== WRITTEN PROBLEM ==
Please report every line from the material that contains the word "Mass".

── RECORD LIST

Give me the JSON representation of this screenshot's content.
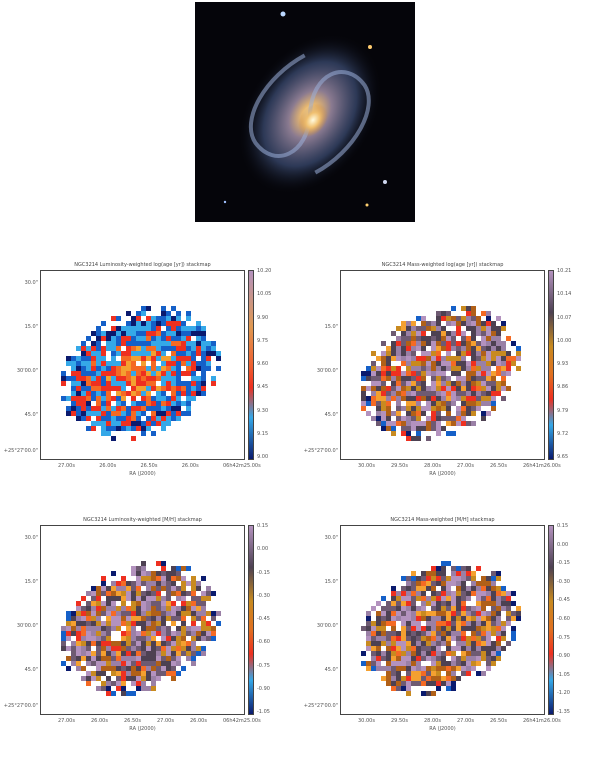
{
  "colors": {
    "blue_ramp": [
      "#0a1a6e",
      "#1560c8",
      "#35a8e8"
    ],
    "red_ramp": [
      "#ee3020",
      "#f46a24",
      "#f4a030"
    ],
    "orange_ramp": [
      "#b06018",
      "#c88a20"
    ],
    "mauve_ramp": [
      "#b392be",
      "#9a80a6",
      "#6e5a72"
    ],
    "dark": "#4d4152"
  },
  "panels": [
    {
      "title": "NGC3214 Luminosity-weighted log(age [yr]) stackmap",
      "ylabels": [
        "30.0\"",
        "15.0\"",
        "30'00.0\"",
        "45.0\"",
        "+25°27'00.0\""
      ],
      "xticks": [
        "27.00s",
        "26.00s",
        "26.50s",
        "26.00s",
        "06h42m25.00s"
      ],
      "xlabel": "RA (J2000)",
      "cbar_ticks": [
        "10.20",
        "10.05",
        "9.90",
        "9.75",
        "9.60",
        "9.45",
        "9.30",
        "9.15",
        "9.00"
      ],
      "cmap": "age"
    },
    {
      "title": "NGC3214 Mass-weighted log(age [yr]) stackmap",
      "ylabels": [
        "",
        "15.0\"",
        "30'00.0\"",
        "45.0\"",
        "+25°27'00.0\""
      ],
      "xticks": [
        "30.00s",
        "29.50s",
        "28.00s",
        "27.00s",
        "26.50s",
        "26h41m26.00s"
      ],
      "xlabel": "RA (J2000)",
      "cbar_ticks": [
        "10.21",
        "10.14",
        "10.07",
        "10.00",
        "9.93",
        "9.86",
        "9.79",
        "9.72",
        "9.65"
      ],
      "cmap": "div"
    },
    {
      "title": "NGC3214 Luminosity-weighted [M/H] stackmap",
      "ylabels": [
        "30.0\"",
        "15.0\"",
        "30'00.0\"",
        "45.0\"",
        "+25°27'00.0\""
      ],
      "xticks": [
        "27.00s",
        "26.00s",
        "26.50s",
        "27.00s",
        "26.00s",
        "06h42m25.00s"
      ],
      "xlabel": "RA (J2000)",
      "cbar_ticks": [
        "0.15",
        "0.00",
        "-0.15",
        "-0.30",
        "-0.45",
        "-0.60",
        "-0.75",
        "-0.90",
        "-1.05"
      ],
      "cmap": "div"
    },
    {
      "title": "NGC3214 Mass-weighted [M/H] stackmap",
      "ylabels": [
        "30.0\"",
        "15.0\"",
        "30'00.0\"",
        "45.0\"",
        "+25°27'00.0\""
      ],
      "xticks": [
        "30.00s",
        "29.50s",
        "28.00s",
        "27.00s",
        "26.50s",
        "26h41m26.00s"
      ],
      "xlabel": "RA (J2000)",
      "cbar_ticks": [
        "0.15",
        "0.00",
        "-0.15",
        "-0.30",
        "-0.45",
        "-0.60",
        "-0.75",
        "-0.90",
        "-1.05",
        "-1.20",
        "-1.35"
      ],
      "cmap": "div"
    }
  ]
}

────

== CORRECT RESPONSE ==
      "title": "NGC3214 Mass-weighted log(age [yr]) stackmap",
      "title": "NGC3214 Mass-weighted [M/H] stackmap",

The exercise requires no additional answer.